:: Texto de origem ::
____

Essas barreiras comprometem o sucesso terapêutico, aumentam a incidência de reinfecções e elevam os impactos negativos sobre gestantes e seus bebês. Para pacientes vivendo com HIV, conforme Sgarbi et al. (2022) e Pires et al. (2024), o manejo da coinfecção demanda atenção especial devido às interações clínicas e ao risco aumentado de complicações, o que reforça a importância de políticas públicas que ofereçam cuidados integrados, individualizados e com acompanhamento rigoroso, maximizando os resultados clínicos e minimizando as repercussões adversas.

O Programa “Sífilis Não!” é uma iniciativa nacional que tem o propósito de ampliar o diagnóstico, tratamento e prevenção da sífilis, especialmente da sífilis congênita, considerada um indicador sensível da qualidade da atenção pré-natal. Embora represente um esforço significativo das políticas brasileiras para reverter o crescimento da epidemia, os resultados obtidos até o momento indicam que lacunas persistem em sua operacionalização.

Isso inclui desafios na qualificação dos profissionais, dificuldade em envolver parceiros e populações-chave, e a persistência de desigualdades regionais que impactam o alcance das ações. A replicação de modelos internacionais de sucesso deve ser feita com cautela, considerando as especificidades socioculturais e econômicas do Brasil, para que as estratégias sejam efetivamente adaptadas e inclusivas. Ou seja, a mera importação de protocolos não garante sucesso sem a devida contextualização e planejamento local.

Por fim, embora a sífilis seja uma infecção curável e prevenível, o principal desafio hoje reside na efetividade dos sistemas de saúde em garantir um cuidado contínuo, precoce e integral. Esse cuidado precisa transcender a dimensão biomédica, incorporando ações intersetoriais que enfrentem os determinantes sociais, econômicos e culturais que perpetuam a vulnerabilidade dos grupos marginalizados.

____

[Registros extraídos]
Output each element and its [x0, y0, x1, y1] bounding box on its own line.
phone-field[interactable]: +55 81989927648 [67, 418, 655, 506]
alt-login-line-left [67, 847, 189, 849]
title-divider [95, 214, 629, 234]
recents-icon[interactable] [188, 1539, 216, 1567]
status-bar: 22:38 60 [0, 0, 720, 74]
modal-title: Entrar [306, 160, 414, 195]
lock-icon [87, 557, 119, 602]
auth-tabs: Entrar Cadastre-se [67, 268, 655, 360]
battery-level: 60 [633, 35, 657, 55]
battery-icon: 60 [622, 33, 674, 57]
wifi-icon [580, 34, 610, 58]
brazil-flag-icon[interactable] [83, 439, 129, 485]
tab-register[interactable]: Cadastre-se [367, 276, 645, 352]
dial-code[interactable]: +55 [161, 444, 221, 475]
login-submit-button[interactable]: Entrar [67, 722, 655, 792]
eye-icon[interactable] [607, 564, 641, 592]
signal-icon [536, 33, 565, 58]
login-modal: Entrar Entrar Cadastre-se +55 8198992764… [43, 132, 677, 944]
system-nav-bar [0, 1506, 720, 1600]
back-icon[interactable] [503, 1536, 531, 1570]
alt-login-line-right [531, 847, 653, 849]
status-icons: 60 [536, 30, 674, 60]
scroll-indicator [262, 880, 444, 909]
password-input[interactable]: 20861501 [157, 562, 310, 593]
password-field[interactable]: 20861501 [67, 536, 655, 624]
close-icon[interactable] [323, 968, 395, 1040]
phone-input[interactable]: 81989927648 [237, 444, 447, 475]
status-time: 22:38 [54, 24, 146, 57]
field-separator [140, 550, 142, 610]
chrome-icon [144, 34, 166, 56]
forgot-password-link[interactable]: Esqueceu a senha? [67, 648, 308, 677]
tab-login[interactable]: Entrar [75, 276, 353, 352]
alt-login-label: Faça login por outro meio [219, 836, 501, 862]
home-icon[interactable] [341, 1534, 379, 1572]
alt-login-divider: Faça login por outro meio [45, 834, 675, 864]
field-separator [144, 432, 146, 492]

____

:: Descrição da tarefa ::
Transcreva na íntegra o texto de origem acima, sem alterar nenhuma palavra ou pontuação.

:: Resultado ::
Essas barreiras comprometem o sucesso terapêutico, aumentam a incidência de reinfecções e elevam os impactos negativos sobre gestantes e seus bebês. Para pacientes vivendo com HIV, conforme Sgarbi et al. (2022) e Pires et al. (2024), o manejo da coinfecção demanda atenção especial devido às interações clínicas e ao risco aumentado de complicações, o que reforça a importância de políticas públicas que ofereçam cuidados integrados, individualizados e com acompanhamento rigoroso, maximizando os resultados clínicos e minimizando as repercussões adversas.

O Programa “Sífilis Não!” é uma iniciativa nacional que tem o propósito de ampliar o diagnóstico, tratamento e prevenção da sífilis, especialmente da sífilis congênita, considerada um indicador sensível da qualidade da atenção pré-natal. Embora represente um esforço significativo das políticas brasileiras para reverter o crescimento da epidemia, os resultados obtidos até o momento indicam que lacunas persistem em sua operacionalização.

Isso inclui desafios na qualificação dos profissionais, dificuldade em envolver parceiros e populações-chave, e a persistência de desigualdades regionais que impactam o alcance das ações. A replicação de modelos internacionais de sucesso deve ser feita com cautela, considerando as especificidades socioculturais e econômicas do Brasil, para que as estratégias sejam efetivamente adaptadas e inclusivas. Ou seja, a mera importação de protocolos não garante sucesso sem a devida contextualização e planejamento local.

Por fim, embora a sífilis seja uma infecção curável e prevenível, o principal desafio hoje reside na efetividade dos sistemas de saúde em garantir um cuidado contínuo, precoce e integral. Esse cuidado precisa transcender a dimensão biomédica, incorporando ações intersetoriais que enfrentem os determinantes sociais, econômicos e culturais que perpetuam a vulnerabilidade dos grupos marginalizados.